=== ENUNCIADO 1 ===
Reproduce sin ningún cambio las filas del listado de datos, desde la primera hasta la línea que contiene "receiving-label: Receiving xyxy=(127,486,181,499)", ambas incluidas.

=== ARTÍCULO ===
-----
Quienes tenemos experiencia acumulada, a veces delatada por las canas, hemos hecho nuestra escuela primaria en una época en que los alumnos teníamos que escribir las tareas con unas lapiceras, que terminaban en un plumín o en una pluma de acero, habitualmente llevaban por su forma la denominación de cucharita. Esa lapicera era mojada en tinteros encastrados en los pupitres estudiantiles, que siempre tenían desajustes por el uso y mal uso, y que por lo tanto poseían un movimiento pendular, en la medida que el condiscípulo del banco de adelante no controlara las inquietudes propias de la niñez. Era común por lo tanto que la tinta líquida salpicara los guardapolvos o manchara los textos para horror de nuestras madres y enojo de los maestros. Esa peligrosa lapicera iba acompañada siempre de un complemento que se llamaba papel secante, que trataba de limitar los manchones que de tanto en tanto se generaban; porque el arte de escribir con lapicera con pluma era evitar que la misma se cargara demasiado para que el exceso de tinta no cayera, sobre el cuaderno o los papeles del alumno. El mortificante manchón, era la prueba de no haber sabido equilibrar la carga de tinta con la velocidad de la escritura, es decir que si la mano se detenía en sus movimientos la tinta seguía deslizándose a través de la pluma hasta estropear el trabajo. ¡Eran los tiempos en que el bolígrafo aún no había sido creado y que la lapicera fuente no era admitida en la escuela!
Cuando muchos años después comencé a estudiar historia como parte de la adquisición de experiencias ajenas, descubrí que esa maldición de los manchones de tinta venía de algunos siglos atrás. Pero sin ir tan lejos tengo presente a un personaje destacado y polémico de nuestra historia, don Domingo Faustino Sarmiento, que cuando quería denostar a la burocracia contemporánea los llamaba cagatintas. Era la época en que no existían computadoras ni máquinas de escribir, pero sí hombres que sabían impedir sin máquinas, porque la tendencia de sentirse importante al convertirse en hombre escollo siempre estuvo en la forma de comportamiento de los hombres egoístas y mediocres.
-----
=== LISTADO DE DATOS ===
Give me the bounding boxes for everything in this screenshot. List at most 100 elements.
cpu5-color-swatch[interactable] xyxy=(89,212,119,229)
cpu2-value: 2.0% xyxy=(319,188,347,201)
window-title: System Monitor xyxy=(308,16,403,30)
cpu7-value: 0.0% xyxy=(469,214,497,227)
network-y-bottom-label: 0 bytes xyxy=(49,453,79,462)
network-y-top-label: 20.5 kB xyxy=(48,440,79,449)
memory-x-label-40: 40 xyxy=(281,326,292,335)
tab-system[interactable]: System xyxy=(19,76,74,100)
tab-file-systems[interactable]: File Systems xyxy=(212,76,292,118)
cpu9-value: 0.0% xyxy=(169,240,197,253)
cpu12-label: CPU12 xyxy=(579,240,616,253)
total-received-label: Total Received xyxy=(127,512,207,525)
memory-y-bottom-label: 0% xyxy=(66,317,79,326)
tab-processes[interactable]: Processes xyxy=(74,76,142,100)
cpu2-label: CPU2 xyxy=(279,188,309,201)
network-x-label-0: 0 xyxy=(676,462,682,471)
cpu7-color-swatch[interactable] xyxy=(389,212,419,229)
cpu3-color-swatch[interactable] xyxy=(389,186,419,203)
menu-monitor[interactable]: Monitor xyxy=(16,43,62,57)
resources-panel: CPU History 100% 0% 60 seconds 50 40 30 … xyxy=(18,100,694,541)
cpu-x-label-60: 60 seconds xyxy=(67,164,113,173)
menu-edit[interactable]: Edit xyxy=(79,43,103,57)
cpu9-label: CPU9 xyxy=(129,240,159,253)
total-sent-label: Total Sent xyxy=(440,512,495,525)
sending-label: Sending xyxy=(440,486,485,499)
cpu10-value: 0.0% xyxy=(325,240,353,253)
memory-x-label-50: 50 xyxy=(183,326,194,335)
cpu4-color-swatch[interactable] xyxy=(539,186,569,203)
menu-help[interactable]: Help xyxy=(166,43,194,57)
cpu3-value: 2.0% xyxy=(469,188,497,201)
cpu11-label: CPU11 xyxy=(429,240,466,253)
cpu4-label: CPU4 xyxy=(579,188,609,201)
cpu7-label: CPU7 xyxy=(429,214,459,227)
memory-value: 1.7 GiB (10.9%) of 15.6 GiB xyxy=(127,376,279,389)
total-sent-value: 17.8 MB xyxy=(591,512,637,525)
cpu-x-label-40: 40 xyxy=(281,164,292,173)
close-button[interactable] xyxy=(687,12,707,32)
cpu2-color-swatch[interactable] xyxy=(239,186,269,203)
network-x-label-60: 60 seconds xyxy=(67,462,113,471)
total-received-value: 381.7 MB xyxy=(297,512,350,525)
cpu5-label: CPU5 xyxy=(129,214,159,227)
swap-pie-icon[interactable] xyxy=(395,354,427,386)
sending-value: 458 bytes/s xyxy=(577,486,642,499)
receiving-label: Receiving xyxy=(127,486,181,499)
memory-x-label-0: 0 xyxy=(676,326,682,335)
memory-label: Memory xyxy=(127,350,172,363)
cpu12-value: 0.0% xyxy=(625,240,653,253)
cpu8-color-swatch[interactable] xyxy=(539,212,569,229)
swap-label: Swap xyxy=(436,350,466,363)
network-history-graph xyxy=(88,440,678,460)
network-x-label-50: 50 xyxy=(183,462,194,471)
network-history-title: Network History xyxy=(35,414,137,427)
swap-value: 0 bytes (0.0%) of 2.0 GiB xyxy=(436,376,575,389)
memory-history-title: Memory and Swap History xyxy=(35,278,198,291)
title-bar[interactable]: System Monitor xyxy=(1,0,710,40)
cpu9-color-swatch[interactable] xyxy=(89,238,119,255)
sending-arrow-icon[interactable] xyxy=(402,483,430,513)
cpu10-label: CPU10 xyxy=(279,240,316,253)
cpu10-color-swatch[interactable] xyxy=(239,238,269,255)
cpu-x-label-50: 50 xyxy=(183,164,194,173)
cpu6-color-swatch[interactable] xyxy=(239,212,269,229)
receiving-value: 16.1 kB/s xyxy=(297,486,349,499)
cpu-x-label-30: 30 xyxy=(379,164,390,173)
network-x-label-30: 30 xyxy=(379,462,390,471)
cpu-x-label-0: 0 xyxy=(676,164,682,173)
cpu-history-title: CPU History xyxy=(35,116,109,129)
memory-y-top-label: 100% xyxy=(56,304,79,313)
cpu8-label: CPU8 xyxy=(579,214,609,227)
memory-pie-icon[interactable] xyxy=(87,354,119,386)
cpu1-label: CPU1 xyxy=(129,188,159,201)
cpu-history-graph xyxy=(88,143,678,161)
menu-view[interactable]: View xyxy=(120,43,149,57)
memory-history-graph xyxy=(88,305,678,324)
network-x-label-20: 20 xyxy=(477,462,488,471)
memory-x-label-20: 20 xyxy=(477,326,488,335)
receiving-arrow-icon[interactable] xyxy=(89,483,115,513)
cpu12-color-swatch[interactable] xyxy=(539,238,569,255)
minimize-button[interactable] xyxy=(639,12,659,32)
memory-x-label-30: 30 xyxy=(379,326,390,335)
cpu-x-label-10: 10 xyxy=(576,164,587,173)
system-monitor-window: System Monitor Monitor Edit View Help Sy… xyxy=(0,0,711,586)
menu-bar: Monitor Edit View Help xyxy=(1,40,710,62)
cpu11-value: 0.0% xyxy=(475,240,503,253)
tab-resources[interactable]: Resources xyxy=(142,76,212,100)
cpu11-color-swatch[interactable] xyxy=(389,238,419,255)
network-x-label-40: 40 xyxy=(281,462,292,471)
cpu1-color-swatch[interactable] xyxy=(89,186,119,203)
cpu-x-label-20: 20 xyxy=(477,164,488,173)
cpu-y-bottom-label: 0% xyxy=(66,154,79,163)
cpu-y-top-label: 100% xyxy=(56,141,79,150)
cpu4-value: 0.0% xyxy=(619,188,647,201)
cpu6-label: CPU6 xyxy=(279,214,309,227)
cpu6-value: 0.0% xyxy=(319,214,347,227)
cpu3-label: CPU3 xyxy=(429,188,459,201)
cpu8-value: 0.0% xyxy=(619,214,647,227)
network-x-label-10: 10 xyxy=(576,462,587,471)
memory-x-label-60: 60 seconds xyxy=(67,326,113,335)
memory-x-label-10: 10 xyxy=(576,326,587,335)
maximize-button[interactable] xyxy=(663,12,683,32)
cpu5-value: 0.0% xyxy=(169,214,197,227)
-----
=== ENUNCIADO 2 ===
Según el artículo, ¿cómo llamaba Domingo Faustino Sarmiento a la burocracia contemporánea cuando quería denostarla?

=== SOLUCIÓN 1 ===
Give me the bounding boxes for everything in this screenshot. List at most 100 elements.
cpu5-color-swatch[interactable] xyxy=(89,212,119,229)
cpu2-value: 2.0% xyxy=(319,188,347,201)
window-title: System Monitor xyxy=(308,16,403,30)
cpu7-value: 0.0% xyxy=(469,214,497,227)
network-y-bottom-label: 0 bytes xyxy=(49,453,79,462)
network-y-top-label: 20.5 kB xyxy=(48,440,79,449)
memory-x-label-40: 40 xyxy=(281,326,292,335)
tab-system[interactable]: System xyxy=(19,76,74,100)
tab-file-systems[interactable]: File Systems xyxy=(212,76,292,118)
cpu9-value: 0.0% xyxy=(169,240,197,253)
cpu12-label: CPU12 xyxy=(579,240,616,253)
total-received-label: Total Received xyxy=(127,512,207,525)
memory-y-bottom-label: 0% xyxy=(66,317,79,326)
tab-processes[interactable]: Processes xyxy=(74,76,142,100)
cpu2-label: CPU2 xyxy=(279,188,309,201)
network-x-label-0: 0 xyxy=(676,462,682,471)
cpu7-color-swatch[interactable] xyxy=(389,212,419,229)
cpu3-color-swatch[interactable] xyxy=(389,186,419,203)
menu-monitor[interactable]: Monitor xyxy=(16,43,62,57)
resources-panel: CPU History 100% 0% 60 seconds 50 40 30 … xyxy=(18,100,694,541)
cpu-x-label-60: 60 seconds xyxy=(67,164,113,173)
menu-edit[interactable]: Edit xyxy=(79,43,103,57)
cpu9-label: CPU9 xyxy=(129,240,159,253)
total-sent-label: Total Sent xyxy=(440,512,495,525)
sending-label: Sending xyxy=(440,486,485,499)
cpu10-value: 0.0% xyxy=(325,240,353,253)
memory-x-label-50: 50 xyxy=(183,326,194,335)
cpu4-color-swatch[interactable] xyxy=(539,186,569,203)
menu-help[interactable]: Help xyxy=(166,43,194,57)
cpu3-value: 2.0% xyxy=(469,188,497,201)
cpu11-label: CPU11 xyxy=(429,240,466,253)
cpu4-label: CPU4 xyxy=(579,188,609,201)
cpu7-label: CPU7 xyxy=(429,214,459,227)
memory-value: 1.7 GiB (10.9%) of 15.6 GiB xyxy=(127,376,279,389)
total-sent-value: 17.8 MB xyxy=(591,512,637,525)
cpu-x-label-40: 40 xyxy=(281,164,292,173)
close-button[interactable] xyxy=(687,12,707,32)
cpu2-color-swatch[interactable] xyxy=(239,186,269,203)
network-x-label-60: 60 seconds xyxy=(67,462,113,471)
total-received-value: 381.7 MB xyxy=(297,512,350,525)
cpu5-label: CPU5 xyxy=(129,214,159,227)
swap-pie-icon[interactable] xyxy=(395,354,427,386)
sending-value: 458 bytes/s xyxy=(577,486,642,499)
receiving-label: Receiving xyxy=(127,486,181,499)

=== SOLUCIÓN 2 ===
La llamaba cagatintas.